◆ **WHAT YOU HAVE TO DO**
From the material below, list every line containing "this".

** begin **

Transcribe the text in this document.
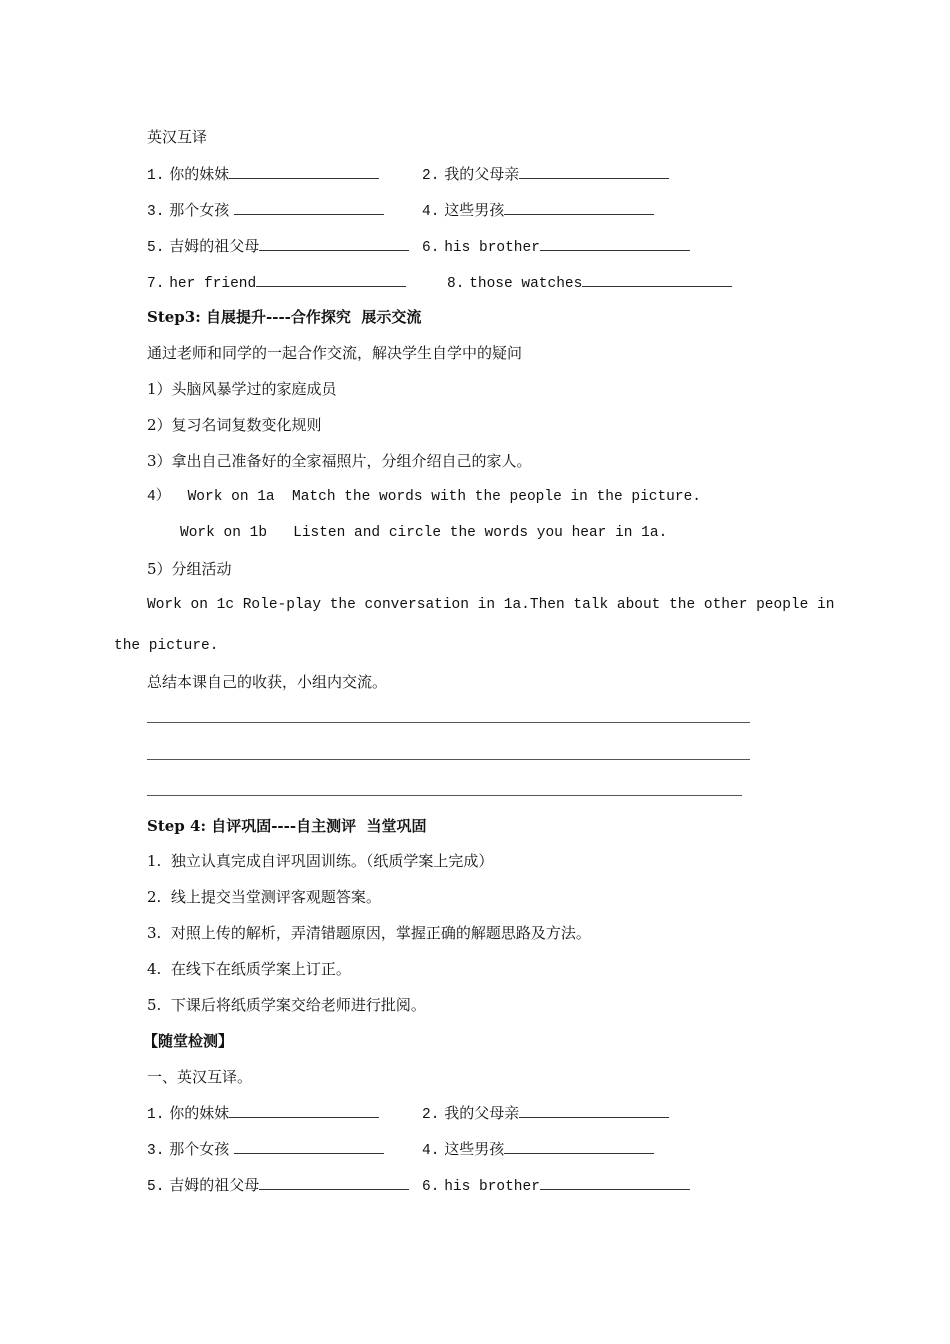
英汉互译
1. 你的妹妹	2. 我的父母亲
3. 那个女孩	4. 这些男孩
5. 吉姆的祖父母	6. his brother
7. her friend	8. those watches
Step3: 自展提升----合作探究  展示交流
通过老师和同学的一起合作交流，解决学生自学中的疑问
1）头脑风暴学过的家庭成员
2）复习名词复数变化规则
3）拿出自己准备好的全家福照片，分组介绍自己的家人。
4）  Work on 1a  Match the words with the people in the picture.
Work on 1b   Listen and circle the words you hear in 1a.
5）分组活动
Work on 1c Role-play the conversation in 1a.Then talk about the other people in
the picture.
总结本课自己的收获，小组内交流。
Step 4: 自评巩固----自主测评  当堂巩固
1.  独立认真完成自评巩固训练。（纸质学案上完成）
2.  线上提交当堂测评客观题答案。
3.  对照上传的解析，弄清错题原因，掌握正确的解题思路及方法。
4.  在线下在纸质学案上订正。
5.  下课后将纸质学案交给老师进行批阅。
【随堂检测】
一、英汉互译。
1. 你的妹妹	2. 我的父母亲
3. 那个女孩	4. 这些男孩
5. 吉姆的祖父母	6. his brother
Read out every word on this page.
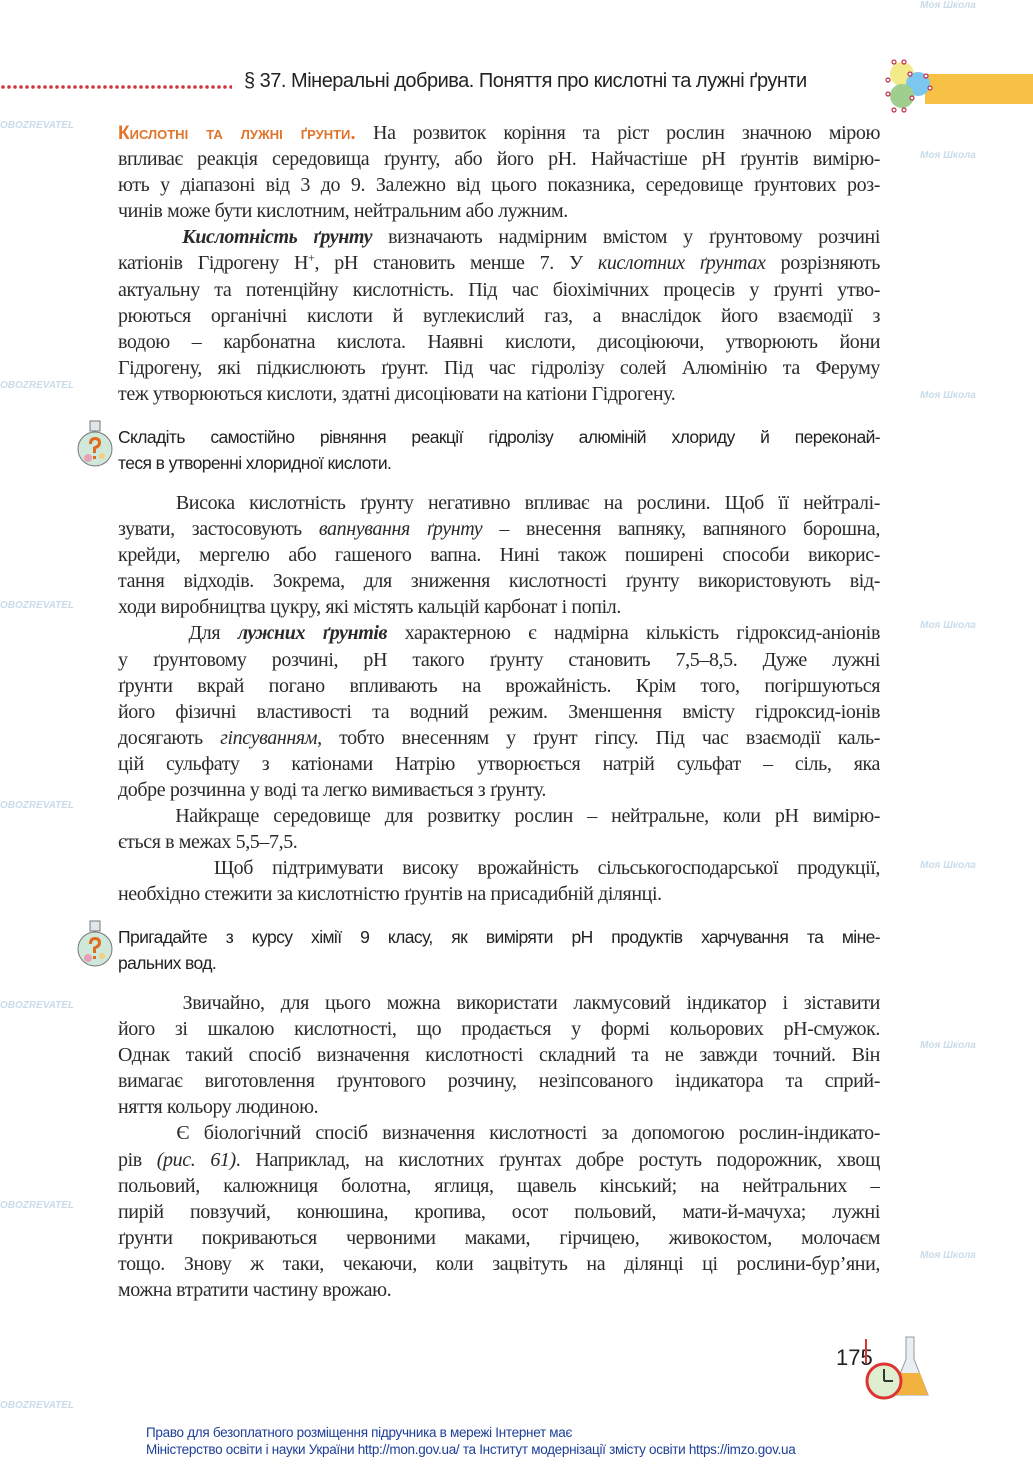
§ 37. Мінеральні добрива. Поняття про кислотні та лужні ґрунти
Кислотні та лужні ґрунти. На розвиток коріння та ріст рослин значною мірою
впливає реакція середовища ґрунту, або його pH. Найчастіше pH ґрунтів вимірю-
ють у діапазоні від 3 до 9. Залежно від цього показника, середовище ґрунтових роз-
чинів може бути кислотним, нейтральним або лужним.
Кислотність ґрунту визначають надмірним вмістом у ґрунтовому розчині
катіонів Гідрогену H+, pH становить менше 7. У кислотних ґрунтах розрізняють
актуальну та потенційну кислотність. Під час біохімічних процесів у ґрунті утво-
рюються органічні кислоти й вуглекислий газ, а внаслідок його взаємодії з
водою – карбонатна кислота. Наявні кислоти, дисоціюючи, утворюють йони
Гідрогену, які підкислюють ґрунт. Під час гідролізу солей Алюмінію та Феруму
теж утворюються кислоти, здатні дисоціювати на катіони Гідрогену.
Складіть самостійно рівняння реакції гідролізу алюміній хлориду й переконай-
теся в утворенні хлоридної кислоти.
Висока кислотність ґрунту негативно впливає на рослини. Щоб її нейтралі-
зувати, застосовують вапнування ґрунту – внесення вапняку, вапняного борошна,
крейди, мергелю або гашеного вапна. Нині також поширені способи викорис-
тання відходів. Зокрема, для зниження кислотності ґрунту використовують від-
ходи виробництва цукру, які містять кальцій карбонат і попіл.
Для лужних ґрунтів характерною є надмірна кількість гідроксид-аніонів
у ґрунтовому розчині, pH такого ґрунту становить 7,5–8,5. Дуже лужні
ґрунти вкрай погано впливають на врожайність. Крім того, погіршуються
його фізичні властивості та водний режим. Зменшення вмісту гідроксид-іонів
досягають гіпсуванням, тобто внесенням у ґрунт гіпсу. Під час взаємодії каль-
цій сульфату з катіонами Натрію утворюється натрій сульфат – сіль, яка
добре розчинна у воді та легко вимивається з ґрунту.
Найкраще середовище для розвитку рослин – нейтральне, коли pH вимірю-
ється в межах 5,5–7,5.
Щоб підтримувати високу врожайність сільськогосподарської продукції,
необхідно стежити за кислотністю ґрунтів на присадибній ділянці.
Пригадайте з курсу хімії 9 класу, як виміряти pH продуктів харчування та міне-
ральних вод.
Звичайно, для цього можна використати лакмусовий індикатор і зіставити
його зі шкалою кислотності, що продається у формі кольорових pH-смужок.
Однак такий спосіб визначення кислотності складний та не завжди точний. Він
вимагає виготовлення ґрунтового розчину, незіпсованого індикатора та сприй-
няття кольору людиною.
Є біологічний спосіб визначення кислотності за допомогою рослин-індикато-
рів (рис. 61). Наприклад, на кислотних ґрунтах добре ростуть подорожник, хвощ
польовий, калюжниця болотна, яглиця, щавель кінський; на нейтральних –
пирій повзучий, конюшина, кропива, осот польовий, мати-й-мачуха; лужні
ґрунти покриваються червоними маками, гірчицею, живокостом, молочаєм
тощо. Знову ж таки, чекаючи, коли зацвітуть на ділянці ці рослини-бур’яни,
можна втратити частину врожаю.
175
Право для безоплатного розміщення підручника в мережі Інтернет має
Міністерство освіти і науки України http://mon.gov.ua/ та Інститут модернізації змісту освіти https://imzo.gov.ua
Моя Школа
OBOZREVATEL
Моя Школа
OBOZREVATEL
Моя Школа
OBOZREVATEL
Моя Школа
OBOZREVATEL
Моя Школа
OBOZREVATEL
Моя Школа
OBOZREVATEL
Моя Школа
OBOZREVATEL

** end **

◆ **FINISHED ANSWER**
Transcribe the text in this document.
Read out every word on this page.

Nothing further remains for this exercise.